== DATA PROVIDED ==

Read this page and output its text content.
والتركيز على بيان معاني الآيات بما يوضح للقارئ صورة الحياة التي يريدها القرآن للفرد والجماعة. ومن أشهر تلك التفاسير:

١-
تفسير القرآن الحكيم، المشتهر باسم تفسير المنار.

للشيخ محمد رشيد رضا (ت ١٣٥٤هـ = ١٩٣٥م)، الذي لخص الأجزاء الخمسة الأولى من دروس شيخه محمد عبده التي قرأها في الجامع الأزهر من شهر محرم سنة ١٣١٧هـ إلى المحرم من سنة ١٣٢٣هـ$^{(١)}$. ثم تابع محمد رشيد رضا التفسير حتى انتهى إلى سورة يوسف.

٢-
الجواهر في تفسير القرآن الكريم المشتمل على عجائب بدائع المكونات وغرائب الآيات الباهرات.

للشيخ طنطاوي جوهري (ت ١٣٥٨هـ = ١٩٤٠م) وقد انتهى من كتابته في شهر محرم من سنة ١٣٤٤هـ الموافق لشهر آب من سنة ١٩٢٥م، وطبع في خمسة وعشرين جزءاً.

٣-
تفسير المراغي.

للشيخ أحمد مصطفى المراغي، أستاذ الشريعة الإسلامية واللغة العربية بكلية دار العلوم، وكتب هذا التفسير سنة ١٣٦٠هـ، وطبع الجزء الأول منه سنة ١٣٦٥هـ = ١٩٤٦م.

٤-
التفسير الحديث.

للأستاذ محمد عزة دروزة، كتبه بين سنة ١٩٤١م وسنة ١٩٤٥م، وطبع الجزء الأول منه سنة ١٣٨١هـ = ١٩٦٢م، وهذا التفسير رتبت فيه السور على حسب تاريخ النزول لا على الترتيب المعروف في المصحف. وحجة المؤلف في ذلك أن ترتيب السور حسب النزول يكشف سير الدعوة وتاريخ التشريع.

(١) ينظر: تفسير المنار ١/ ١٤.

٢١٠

===

Reproduce all of the data exactly as given.

EXPECTED OUTPUT
Read this page and output its text content.
والتركيز على بيان معاني الآيات بما يوضح للقارئ صورة الحياة التي يريدها القرآن للفرد والجماعة. ومن أشهر تلك التفاسير:

١-
تفسير القرآن الحكيم، المشتهر باسم تفسير المنار.

للشيخ محمد رشيد رضا (ت ١٣٥٤هـ = ١٩٣٥م)، الذي لخص الأجزاء الخمسة الأولى من دروس شيخه محمد عبده التي قرأها في الجامع الأزهر من شهر محرم سنة ١٣١٧هـ إلى المحرم من سنة ١٣٢٣هـ$^{(١)}$. ثم تابع محمد رشيد رضا التفسير حتى انتهى إلى سورة يوسف.

٢-
الجواهر في تفسير القرآن الكريم المشتمل على عجائب بدائع المكونات وغرائب الآيات الباهرات.

للشيخ طنطاوي جوهري (ت ١٣٥٨هـ = ١٩٤٠م) وقد انتهى من كتابته في شهر محرم من سنة ١٣٤٤هـ الموافق لشهر آب من سنة ١٩٢٥م، وطبع في خمسة وعشرين جزءاً.

٣-
تفسير المراغي.

للشيخ أحمد مصطفى المراغي، أستاذ الشريعة الإسلامية واللغة العربية بكلية دار العلوم، وكتب هذا التفسير سنة ١٣٦٠هـ، وطبع الجزء الأول منه سنة ١٣٦٥هـ = ١٩٤٦م.

٤-
التفسير الحديث.

للأستاذ محمد عزة دروزة، كتبه بين سنة ١٩٤١م وسنة ١٩٤٥م، وطبع الجزء الأول منه سنة ١٣٨١هـ = ١٩٦٢م، وهذا التفسير رتبت فيه السور على حسب تاريخ النزول لا على الترتيب المعروف في المصحف. وحجة المؤلف في ذلك أن ترتيب السور حسب النزول يكشف سير الدعوة وتاريخ التشريع.

(١) ينظر: تفسير المنار ١/ ١٤.

٢١٠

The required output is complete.